##### INFORMATION SUPPLIED #####

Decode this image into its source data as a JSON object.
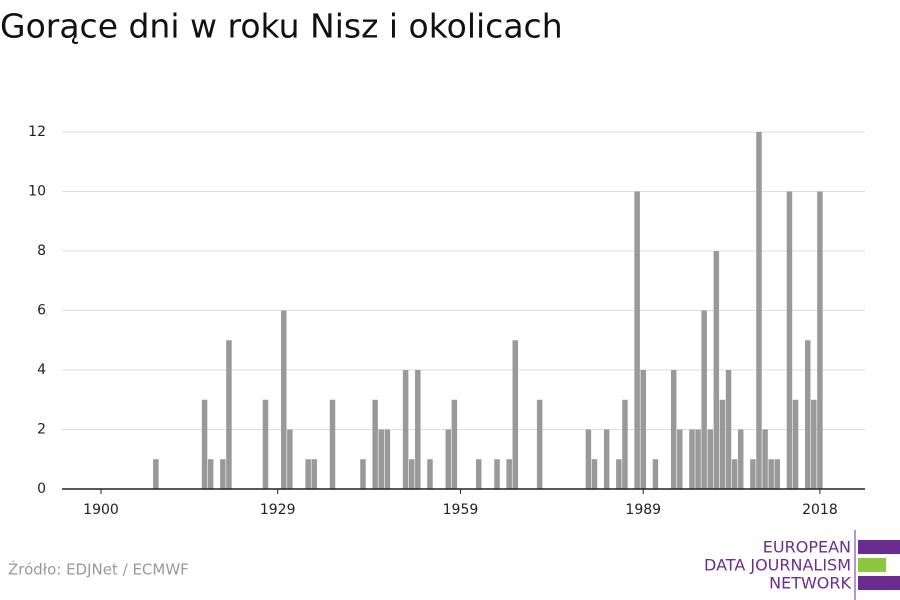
{
  "chart_data": {
    "type": "bar",
    "title": "Gorące dni w roku Nisz i okolicach",
    "x": [
      1909,
      1917,
      1918,
      1920,
      1921,
      1927,
      1930,
      1931,
      1934,
      1935,
      1938,
      1943,
      1945,
      1946,
      1947,
      1950,
      1951,
      1952,
      1954,
      1957,
      1958,
      1962,
      1965,
      1967,
      1968,
      1972,
      1980,
      1981,
      1983,
      1985,
      1986,
      1988,
      1989,
      1991,
      1994,
      1995,
      1997,
      1998,
      1999,
      2000,
      2001,
      2002,
      2003,
      2004,
      2005,
      2007,
      2008,
      2009,
      2010,
      2011,
      2013,
      2014,
      2016,
      2017,
      2018
    ],
    "values": [
      1,
      3,
      1,
      1,
      5,
      3,
      6,
      2,
      1,
      1,
      3,
      1,
      3,
      2,
      2,
      4,
      1,
      4,
      1,
      2,
      3,
      1,
      1,
      1,
      5,
      3,
      2,
      1,
      2,
      1,
      3,
      10,
      4,
      1,
      4,
      2,
      2,
      2,
      6,
      2,
      8,
      3,
      4,
      1,
      2,
      1,
      12,
      2,
      1,
      1,
      10,
      3,
      5,
      3,
      10
    ],
    "color": "#999999",
    "xlim": [
      1893.6,
      2025.4
    ],
    "xticks": [
      1900,
      1929,
      1959,
      1989,
      2018
    ],
    "ylim": [
      0,
      12
    ],
    "yticks": [
      0,
      2,
      4,
      6,
      8,
      10,
      12
    ],
    "grid": true,
    "source": "Źródło: EDJNet / ECMWF"
  },
  "logo": {
    "lines": [
      "EUROPEAN",
      "DATA JOURNALISM",
      "NETWORK"
    ]
  }
}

#####

_AIM OF THE TASK:_
All lines holding the word "source" should be picked out and copied.

_FINAL RESULT:_
Decode this image into its source data as a JSON object.
    "source": "Źródło: EDJNet / ECMWF"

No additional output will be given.